Problem details:
Produce an exact copy of all the data below, dropping every image.
******************************
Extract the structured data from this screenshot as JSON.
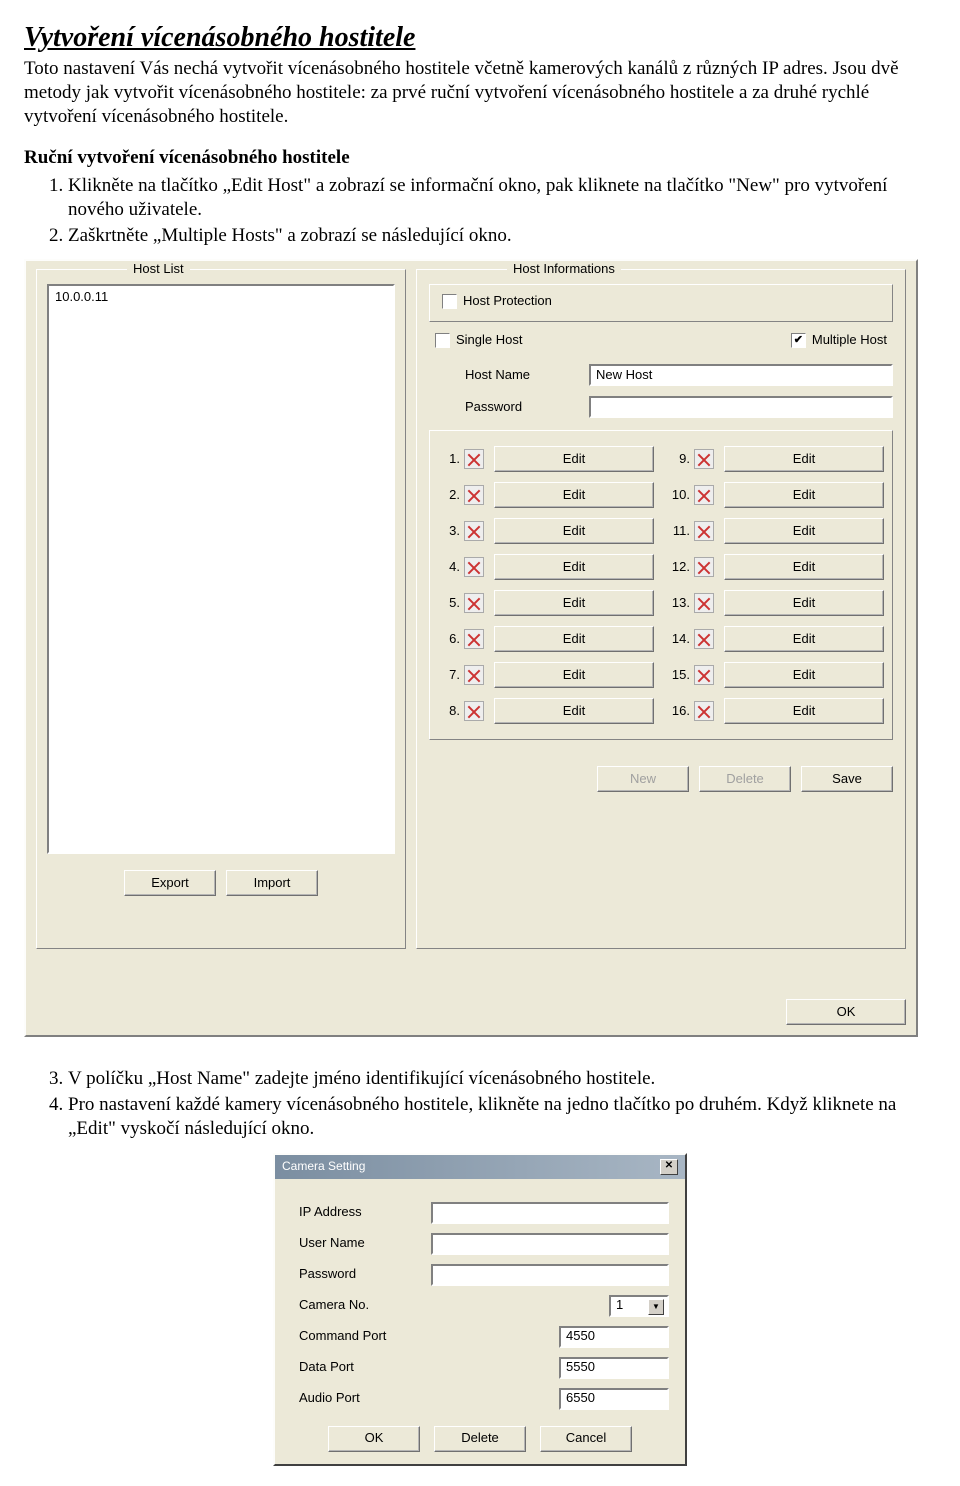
{
  "doc": {
    "title": "Vytvoření vícenásobného hostitele",
    "intro": "Toto nastavení Vás nechá vytvořit vícenásobného hostitele včetně kamerových kanálů z různých IP adres. Jsou dvě metody jak vytvořit vícenásobného hostitele: za prvé ruční vytvoření vícenásobného hostitele a za druhé rychlé vytvoření vícenásobného hostitele.",
    "subhead": "Ruční vytvoření vícenásobného hostitele",
    "step1": "Klikněte na tlačítko „Edit Host\" a zobrazí se informační okno, pak kliknete na tlačítko \"New\" pro vytvoření nového uživatele.",
    "step2": "Zaškrtněte „Multiple Hosts\" a zobrazí se následující okno.",
    "step3": "V políčku „Host Name\" zadejte jméno identifikující vícenásobného hostitele.",
    "step4": "Pro nastavení každé kamery vícenásobného hostitele, klikněte na jedno tlačítko po druhém. Když kliknete na „Edit\" vyskočí následující okno."
  },
  "hostlist": {
    "title": "Host List",
    "items": [
      "10.0.0.11"
    ],
    "export_btn": "Export",
    "import_btn": "Import"
  },
  "hostinfo": {
    "title": "Host Informations",
    "host_protection": "Host Protection",
    "single_host": "Single Host",
    "multiple_host": "Multiple Host",
    "hostname_label": "Host Name",
    "hostname_value": "New Host",
    "password_label": "Password",
    "edit_label": "Edit",
    "new_btn": "New",
    "delete_btn": "Delete",
    "save_btn": "Save",
    "ok_btn": "OK",
    "rows": [
      "1.",
      "2.",
      "3.",
      "4.",
      "5.",
      "6.",
      "7.",
      "8.",
      "9.",
      "10.",
      "11.",
      "12.",
      "13.",
      "14.",
      "15.",
      "16."
    ]
  },
  "camera": {
    "window_title": "Camera Setting",
    "ip_label": "IP Address",
    "user_label": "User Name",
    "pwd_label": "Password",
    "cam_no_label": "Camera No.",
    "cam_no_value": "1",
    "cmd_port_label": "Command Port",
    "cmd_port_value": "4550",
    "data_port_label": "Data Port",
    "data_port_value": "5550",
    "audio_port_label": "Audio Port",
    "audio_port_value": "6550",
    "ok_btn": "OK",
    "delete_btn": "Delete",
    "cancel_btn": "Cancel"
  }
}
******************************
Solution:
Extract the structured data from this screenshot as JSON.
{
  "doc": {
    "title": "Vytvoření vícenásobného hostitele",
    "intro": "Toto nastavení Vás nechá vytvořit vícenásobného hostitele včetně kamerových kanálů z různých IP adres. Jsou dvě metody jak vytvořit vícenásobného hostitele: za prvé ruční vytvoření vícenásobného hostitele a za druhé rychlé vytvoření vícenásobného hostitele.",
    "subhead": "Ruční vytvoření vícenásobného hostitele",
    "step1": "Klikněte na tlačítko „Edit Host\" a zobrazí se informační okno, pak kliknete na tlačítko \"New\" pro vytvoření nového uživatele.",
    "step2": "Zaškrtněte „Multiple Hosts\" a zobrazí se následující okno.",
    "step3": "V políčku „Host Name\" zadejte jméno identifikující vícenásobného hostitele.",
    "step4": "Pro nastavení každé kamery vícenásobného hostitele, klikněte na jedno tlačítko po druhém. Když kliknete na „Edit\" vyskočí následující okno."
  },
  "hostlist": {
    "title": "Host List",
    "items": [
      "10.0.0.11"
    ],
    "export_btn": "Export",
    "import_btn": "Import"
  },
  "hostinfo": {
    "title": "Host Informations",
    "host_protection": "Host Protection",
    "single_host": "Single Host",
    "multiple_host": "Multiple Host",
    "hostname_label": "Host Name",
    "hostname_value": "New Host",
    "password_label": "Password",
    "edit_label": "Edit",
    "new_btn": "New",
    "delete_btn": "Delete",
    "save_btn": "Save",
    "ok_btn": "OK",
    "rows": [
      "1.",
      "2.",
      "3.",
      "4.",
      "5.",
      "6.",
      "7.",
      "8.",
      "9.",
      "10.",
      "11.",
      "12.",
      "13.",
      "14.",
      "15.",
      "16."
    ]
  },
  "camera": {
    "window_title": "Camera Setting",
    "ip_label": "IP Address",
    "user_label": "User Name",
    "pwd_label": "Password",
    "cam_no_label": "Camera No.",
    "cam_no_value": "1",
    "cmd_port_label": "Command Port",
    "cmd_port_value": "4550",
    "data_port_label": "Data Port",
    "data_port_value": "5550",
    "audio_port_label": "Audio Port",
    "audio_port_value": "6550",
    "ok_btn": "OK",
    "delete_btn": "Delete",
    "cancel_btn": "Cancel"
  }
}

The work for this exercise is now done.